Figure dataset records:

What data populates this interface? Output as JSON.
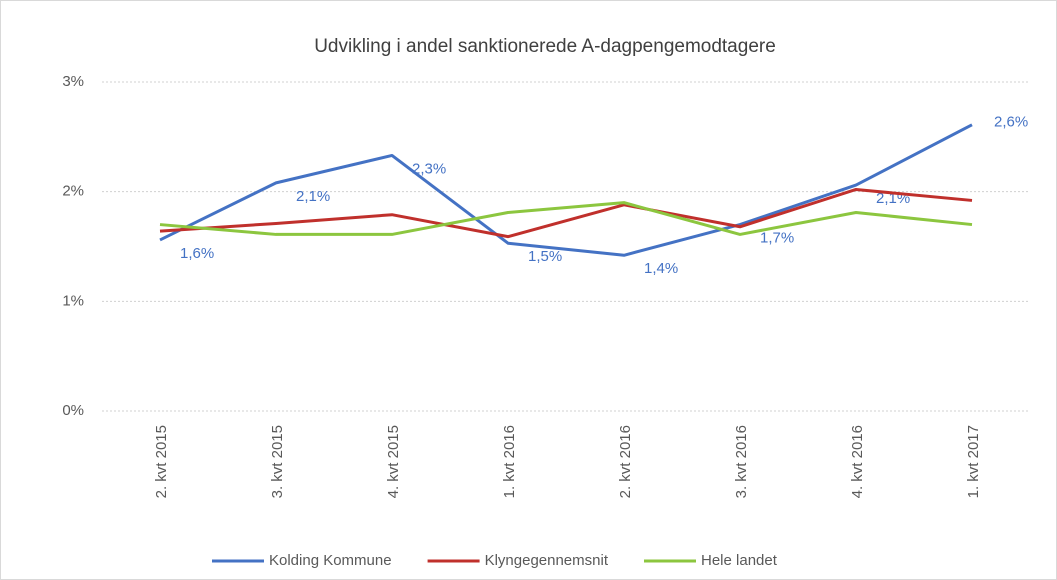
{
  "chart_data": {
    "type": "line",
    "title": "Udvikling i andel sanktionerede A-dagpengemodtagere",
    "categories": [
      "2. kvt 2015",
      "3. kvt 2015",
      "4. kvt 2015",
      "1. kvt 2016",
      "2. kvt 2016",
      "3. kvt 2016",
      "4. kvt 2016",
      "1. kvt 2017"
    ],
    "series": [
      {
        "name": "Kolding Kommune",
        "color": "#4472c4",
        "values": [
          1.56,
          2.08,
          2.33,
          1.53,
          1.42,
          1.7,
          2.06,
          2.61
        ],
        "value_labels": [
          "1,6%",
          "2,1%",
          "2,3%",
          "1,5%",
          "1,4%",
          "1,7%",
          "2,1%",
          "2,6%"
        ]
      },
      {
        "name": "Klyngegennemsnit",
        "color": "#c0302c",
        "values": [
          1.64,
          1.71,
          1.79,
          1.59,
          1.88,
          1.68,
          2.02,
          1.92
        ]
      },
      {
        "name": "Hele landet",
        "color": "#8cc63f",
        "values": [
          1.7,
          1.61,
          1.61,
          1.81,
          1.9,
          1.61,
          1.81,
          1.7
        ]
      }
    ],
    "ylim": [
      0,
      3
    ],
    "yticks": [
      {
        "value": 0,
        "label": "0%"
      },
      {
        "value": 1,
        "label": "1%"
      },
      {
        "value": 2,
        "label": "2%"
      },
      {
        "value": 3,
        "label": "3%"
      }
    ],
    "grid": true,
    "legend": "bottom"
  }
}
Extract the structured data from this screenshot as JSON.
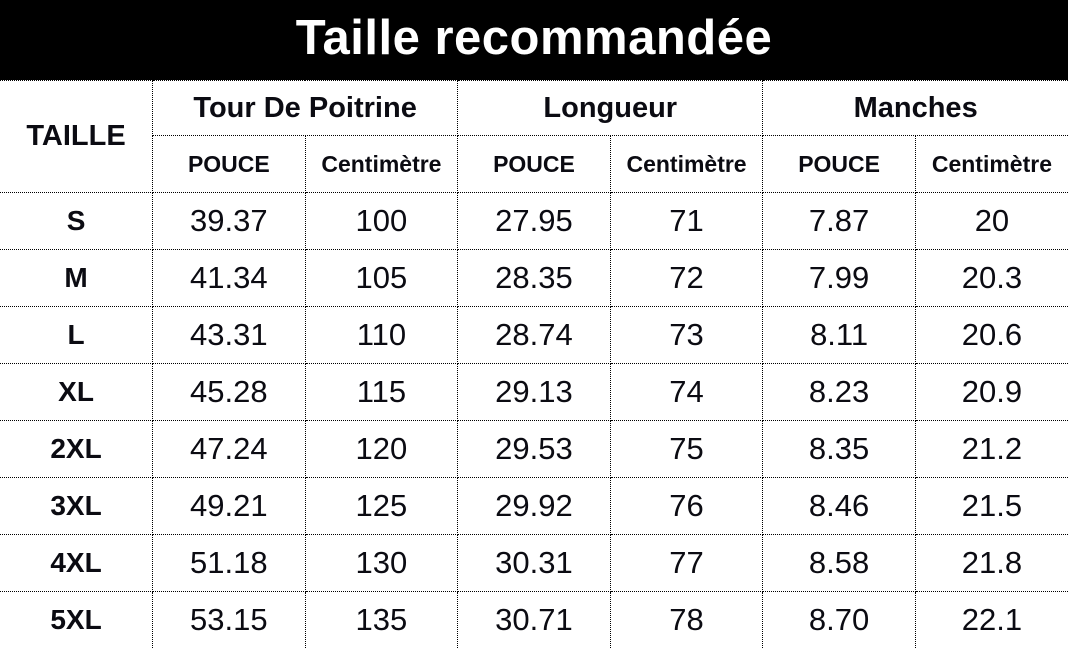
{
  "title": "Taille recommandée",
  "colors": {
    "banner_background": "#000000",
    "banner_text": "#ffffff",
    "table_text": "#0b0b12",
    "border": "#000000",
    "background": "#ffffff"
  },
  "table": {
    "corner_label": "TAILLE",
    "groups": [
      {
        "label": "Tour De Poitrine"
      },
      {
        "label": "Longueur"
      },
      {
        "label": "Manches"
      }
    ],
    "subheaders": {
      "pouce": "POUCE",
      "cm": "Centimètre"
    },
    "rows": [
      {
        "size": "S",
        "values": [
          "39.37",
          "100",
          "27.95",
          "71",
          "7.87",
          "20"
        ]
      },
      {
        "size": "M",
        "values": [
          "41.34",
          "105",
          "28.35",
          "72",
          "7.99",
          "20.3"
        ]
      },
      {
        "size": "L",
        "values": [
          "43.31",
          "110",
          "28.74",
          "73",
          "8.11",
          "20.6"
        ]
      },
      {
        "size": "XL",
        "values": [
          "45.28",
          "115",
          "29.13",
          "74",
          "8.23",
          "20.9"
        ]
      },
      {
        "size": "2XL",
        "values": [
          "47.24",
          "120",
          "29.53",
          "75",
          "8.35",
          "21.2"
        ]
      },
      {
        "size": "3XL",
        "values": [
          "49.21",
          "125",
          "29.92",
          "76",
          "8.46",
          "21.5"
        ]
      },
      {
        "size": "4XL",
        "values": [
          "51.18",
          "130",
          "30.31",
          "77",
          "8.58",
          "21.8"
        ]
      },
      {
        "size": "5XL",
        "values": [
          "53.15",
          "135",
          "30.71",
          "78",
          "8.70",
          "22.1"
        ]
      }
    ]
  },
  "chart_data": {
    "type": "table",
    "title": "Taille recommandée",
    "columns": [
      "TAILLE",
      "Tour De Poitrine POUCE",
      "Tour De Poitrine Centimètre",
      "Longueur POUCE",
      "Longueur Centimètre",
      "Manches POUCE",
      "Manches Centimètre"
    ],
    "rows": [
      [
        "S",
        39.37,
        100,
        27.95,
        71,
        7.87,
        20.0
      ],
      [
        "M",
        41.34,
        105,
        28.35,
        72,
        7.99,
        20.3
      ],
      [
        "L",
        43.31,
        110,
        28.74,
        73,
        8.11,
        20.6
      ],
      [
        "XL",
        45.28,
        115,
        29.13,
        74,
        8.23,
        20.9
      ],
      [
        "2XL",
        47.24,
        120,
        29.53,
        75,
        8.35,
        21.2
      ],
      [
        "3XL",
        49.21,
        125,
        29.92,
        76,
        8.46,
        21.5
      ],
      [
        "4XL",
        51.18,
        130,
        30.31,
        77,
        8.58,
        21.8
      ],
      [
        "5XL",
        53.15,
        135,
        30.71,
        78,
        8.7,
        22.1
      ]
    ]
  }
}
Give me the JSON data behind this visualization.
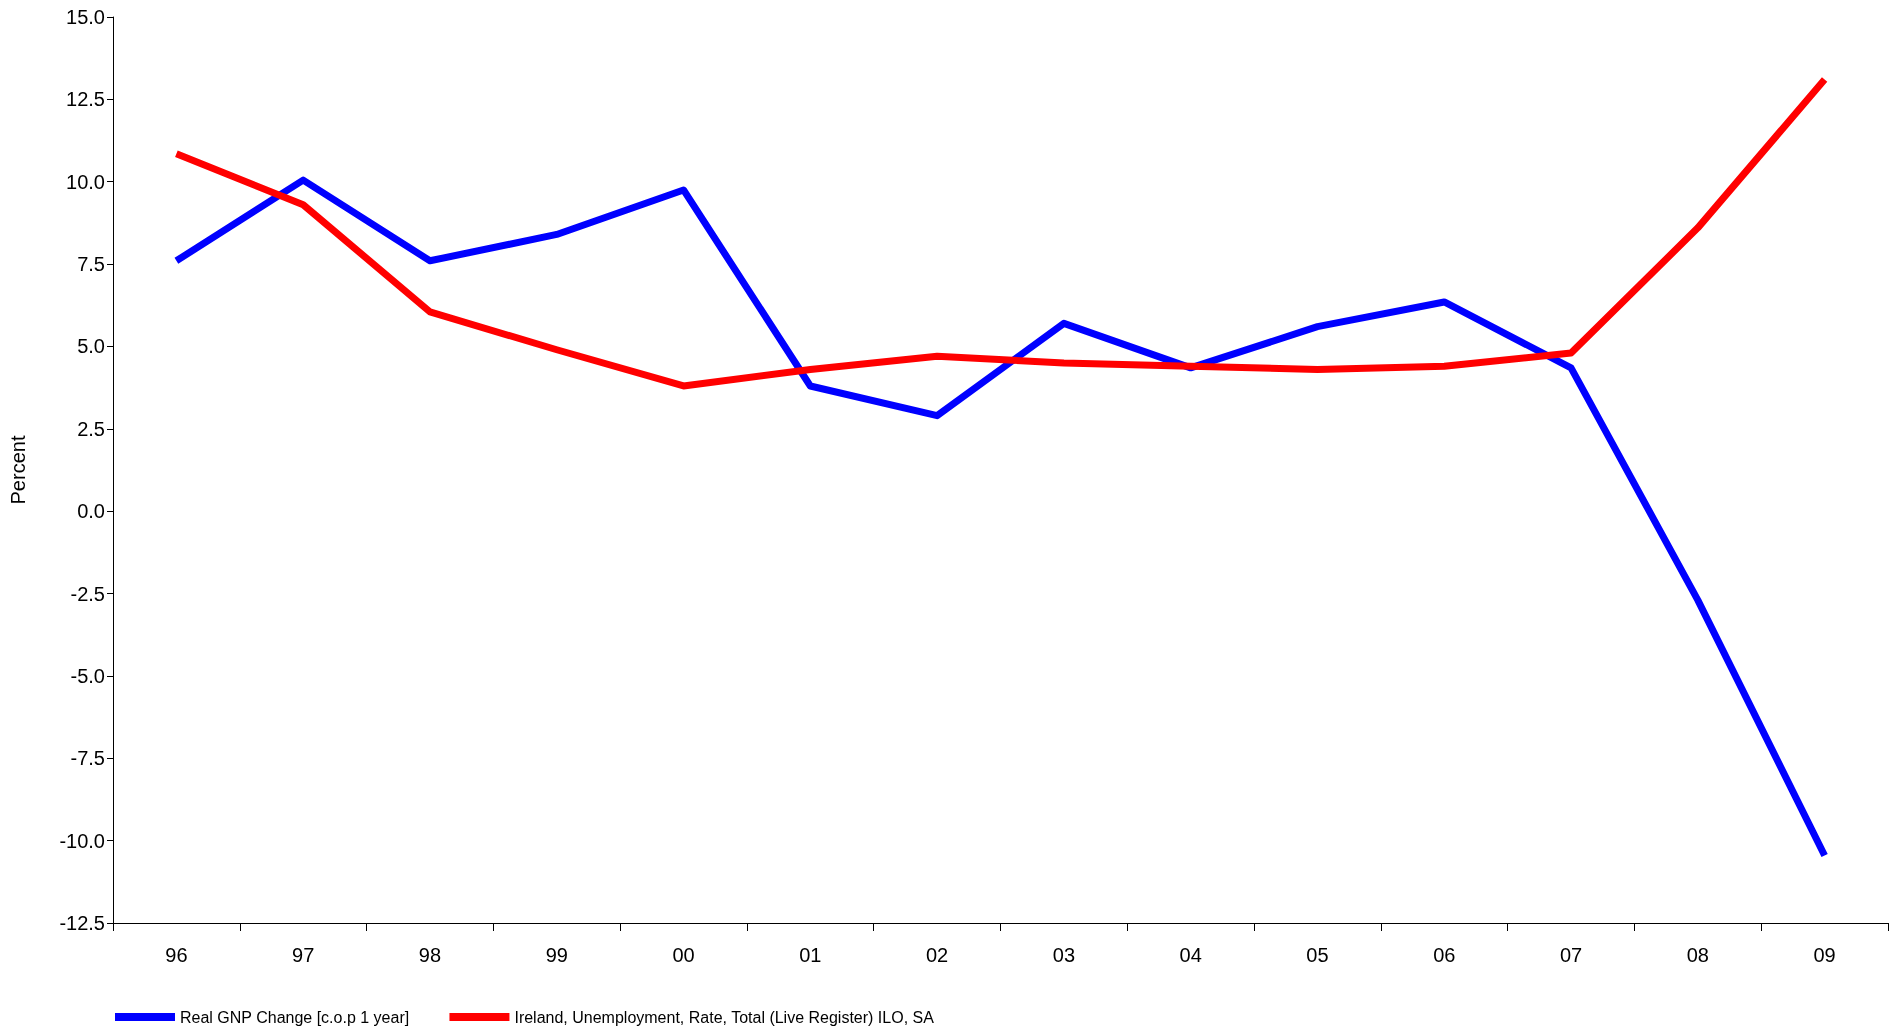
{
  "chart_data": {
    "type": "line",
    "ylabel": "Percent",
    "categories": [
      "96",
      "97",
      "98",
      "99",
      "00",
      "01",
      "02",
      "03",
      "04",
      "05",
      "06",
      "07",
      "08",
      "09"
    ],
    "series": [
      {
        "name": "Real GNP Change [c.o.p 1 year]",
        "color": "#0000ff",
        "values": [
          7.6,
          10.05,
          7.6,
          8.4,
          9.75,
          3.8,
          2.9,
          5.7,
          4.35,
          5.6,
          6.35,
          4.35,
          -2.7,
          -10.45
        ]
      },
      {
        "name": "Ireland, Unemployment, Rate, Total (Live Register) ILO, SA",
        "color": "#ff0000",
        "values": [
          10.85,
          9.3,
          6.05,
          4.9,
          3.8,
          4.3,
          4.7,
          4.5,
          4.4,
          4.3,
          4.4,
          4.8,
          8.6,
          13.1
        ]
      }
    ],
    "ylim": [
      -12.5,
      15
    ],
    "yticks": [
      {
        "value": -12.5,
        "label": "-12.5"
      },
      {
        "value": -10,
        "label": "-10.0"
      },
      {
        "value": -7.5,
        "label": "-7.5"
      },
      {
        "value": -5,
        "label": "-5.0"
      },
      {
        "value": -2.5,
        "label": "-2.5"
      },
      {
        "value": 0,
        "label": "0.0"
      },
      {
        "value": 2.5,
        "label": "2.5"
      },
      {
        "value": 5,
        "label": "5.0"
      },
      {
        "value": 7.5,
        "label": "7.5"
      },
      {
        "value": 10,
        "label": "10.0"
      },
      {
        "value": 12.5,
        "label": "12.5"
      },
      {
        "value": 15,
        "label": "15.0"
      }
    ],
    "grid": false,
    "legend": "bottom left",
    "marker": "none",
    "line_style": "solid"
  }
}
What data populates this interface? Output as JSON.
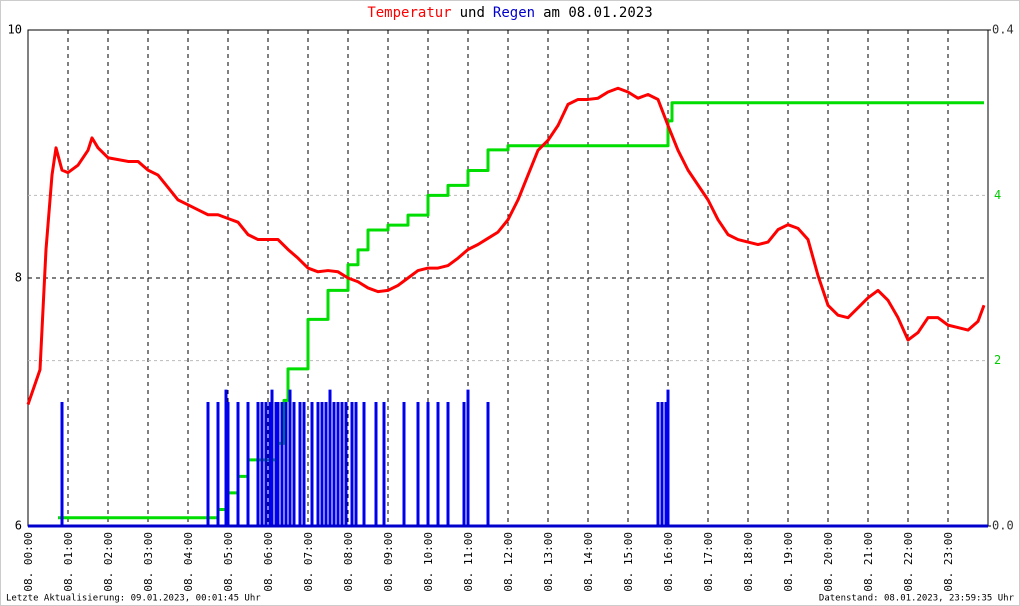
{
  "chart_data": {
    "type": "line",
    "title_parts": [
      "Temperatur",
      "und",
      "Regen",
      "am 08.01.2023"
    ],
    "title_colors": [
      "#ff0000",
      "#000000",
      "#0000cc",
      "#000000"
    ],
    "footer_left": "Letzte Aktualisierung: 09.01.2023, 00:01:45 Uhr",
    "footer_right": "Datenstand: 08.01.2023, 23:59:35 Uhr",
    "xlim": [
      0,
      24
    ],
    "xticks": [
      {
        "value": 0,
        "label": "08. 00:00"
      },
      {
        "value": 1,
        "label": "08. 01:00"
      },
      {
        "value": 2,
        "label": "08. 02:00"
      },
      {
        "value": 3,
        "label": "08. 03:00"
      },
      {
        "value": 4,
        "label": "08. 04:00"
      },
      {
        "value": 5,
        "label": "08. 05:00"
      },
      {
        "value": 6,
        "label": "08. 06:00"
      },
      {
        "value": 7,
        "label": "08. 07:00"
      },
      {
        "value": 8,
        "label": "08. 08:00"
      },
      {
        "value": 9,
        "label": "08. 09:00"
      },
      {
        "value": 10,
        "label": "08. 10:00"
      },
      {
        "value": 11,
        "label": "08. 11:00"
      },
      {
        "value": 12,
        "label": "08. 12:00"
      },
      {
        "value": 13,
        "label": "08. 13:00"
      },
      {
        "value": 14,
        "label": "08. 14:00"
      },
      {
        "value": 15,
        "label": "08. 15:00"
      },
      {
        "value": 16,
        "label": "08. 16:00"
      },
      {
        "value": 17,
        "label": "08. 17:00"
      },
      {
        "value": 18,
        "label": "08. 18:00"
      },
      {
        "value": 19,
        "label": "08. 19:00"
      },
      {
        "value": 20,
        "label": "08. 20:00"
      },
      {
        "value": 21,
        "label": "08. 21:00"
      },
      {
        "value": 22,
        "label": "08. 22:00"
      },
      {
        "value": 23,
        "label": "08. 23:00"
      }
    ],
    "ylim": [
      6,
      10
    ],
    "yticks": [
      6,
      8,
      10
    ],
    "y2lim": [
      0,
      6
    ],
    "y2ticks": [
      2,
      4
    ],
    "y2color": "#00cc00",
    "y3lim": [
      0,
      0.4
    ],
    "y3ticks": [
      {
        "value": 0,
        "label": "0.0"
      },
      {
        "value": 0.4,
        "label": "0.4"
      }
    ],
    "series": [
      {
        "kind": "line",
        "axis": "y",
        "color": "#ff0000",
        "x": [
          0,
          0.3,
          0.45,
          0.6,
          0.7,
          0.85,
          1,
          1.25,
          1.5,
          1.6,
          1.75,
          2,
          2.5,
          2.75,
          3,
          3.25,
          3.5,
          3.75,
          4,
          4.25,
          4.5,
          4.75,
          5,
          5.25,
          5.5,
          5.75,
          6,
          6.25,
          6.5,
          6.75,
          7,
          7.25,
          7.5,
          7.75,
          8,
          8.25,
          8.5,
          8.75,
          9,
          9.25,
          9.5,
          9.75,
          10,
          10.25,
          10.5,
          10.75,
          11,
          11.25,
          11.5,
          11.75,
          12,
          12.25,
          12.5,
          12.75,
          13,
          13.25,
          13.5,
          13.75,
          14,
          14.25,
          14.5,
          14.75,
          15,
          15.25,
          15.5,
          15.75,
          16,
          16.25,
          16.5,
          16.75,
          17,
          17.25,
          17.5,
          17.75,
          18,
          18.25,
          18.5,
          18.75,
          19,
          19.25,
          19.5,
          19.75,
          20,
          20.25,
          20.5,
          20.75,
          21,
          21.25,
          21.5,
          21.75,
          22,
          22.25,
          22.5,
          22.75,
          23,
          23.25,
          23.5,
          23.75,
          23.9
        ],
        "values": [
          6.98,
          7.26,
          8.23,
          8.83,
          9.05,
          8.87,
          8.85,
          8.91,
          9.03,
          9.13,
          9.05,
          8.97,
          8.94,
          8.94,
          8.87,
          8.83,
          8.73,
          8.63,
          8.59,
          8.55,
          8.51,
          8.51,
          8.48,
          8.45,
          8.35,
          8.31,
          8.31,
          8.31,
          8.23,
          8.16,
          8.08,
          8.05,
          8.06,
          8.05,
          8.0,
          7.97,
          7.92,
          7.89,
          7.9,
          7.94,
          8.0,
          8.06,
          8.08,
          8.08,
          8.1,
          8.16,
          8.23,
          8.27,
          8.32,
          8.37,
          8.47,
          8.63,
          8.83,
          9.03,
          9.11,
          9.23,
          9.4,
          9.44,
          9.44,
          9.45,
          9.5,
          9.53,
          9.5,
          9.45,
          9.48,
          9.44,
          9.23,
          9.03,
          8.87,
          8.75,
          8.63,
          8.47,
          8.35,
          8.31,
          8.29,
          8.27,
          8.29,
          8.39,
          8.43,
          8.4,
          8.31,
          8.02,
          7.78,
          7.7,
          7.68,
          7.76,
          7.84,
          7.9,
          7.82,
          7.68,
          7.5,
          7.56,
          7.68,
          7.68,
          7.62,
          7.6,
          7.58,
          7.65,
          7.78
        ]
      },
      {
        "kind": "step",
        "axis": "y2",
        "color": "#00dd00",
        "x": [
          0.75,
          4.5,
          4.75,
          5,
          5.25,
          5.5,
          6.25,
          6.4,
          6.5,
          7,
          7.5,
          8,
          8.25,
          8.5,
          9,
          9.5,
          10,
          10.5,
          11,
          11.5,
          12,
          15.75,
          16,
          16.1,
          23.9
        ],
        "values": [
          0.1,
          0.1,
          0.2,
          0.4,
          0.6,
          0.8,
          1.0,
          1.52,
          1.9,
          2.5,
          2.85,
          3.16,
          3.34,
          3.58,
          3.64,
          3.76,
          4.0,
          4.12,
          4.3,
          4.55,
          4.6,
          4.6,
          4.9,
          5.12,
          5.12
        ]
      },
      {
        "kind": "bars",
        "axis": "y3",
        "color": "#0000ee",
        "x": [
          0.85,
          4.5,
          4.75,
          4.95,
          5.0,
          5.25,
          5.5,
          5.75,
          5.85,
          5.95,
          6.05,
          6.1,
          6.2,
          6.25,
          6.35,
          6.45,
          6.55,
          6.65,
          6.8,
          6.9,
          7.1,
          7.25,
          7.35,
          7.45,
          7.55,
          7.65,
          7.75,
          7.85,
          7.95,
          8.1,
          8.2,
          8.4,
          8.7,
          8.9,
          9.4,
          9.75,
          10.0,
          10.25,
          10.5,
          10.9,
          11.0,
          11.5,
          15.75,
          15.85,
          15.95,
          16.0
        ],
        "values": [
          0.1,
          0.1,
          0.1,
          0.11,
          0.1,
          0.1,
          0.1,
          0.1,
          0.1,
          0.1,
          0.1,
          0.11,
          0.1,
          0.1,
          0.1,
          0.1,
          0.11,
          0.1,
          0.1,
          0.1,
          0.1,
          0.1,
          0.1,
          0.1,
          0.11,
          0.1,
          0.1,
          0.1,
          0.1,
          0.1,
          0.1,
          0.1,
          0.1,
          0.1,
          0.1,
          0.1,
          0.1,
          0.1,
          0.1,
          0.1,
          0.11,
          0.1,
          0.1,
          0.1,
          0.1,
          0.11
        ]
      }
    ]
  }
}
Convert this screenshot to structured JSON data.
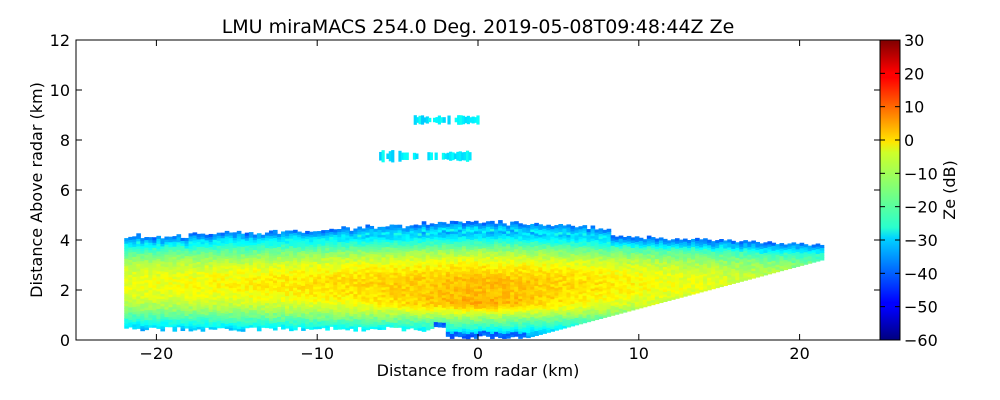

■ Problem details ■
Only lines with the word "Tour" should be collected from the material.

■ The completed task ■
        "label": "Tour De Poitrine"
      "Tour De Poitrine POUCE",
      "Tour De Poitrine Centimètre",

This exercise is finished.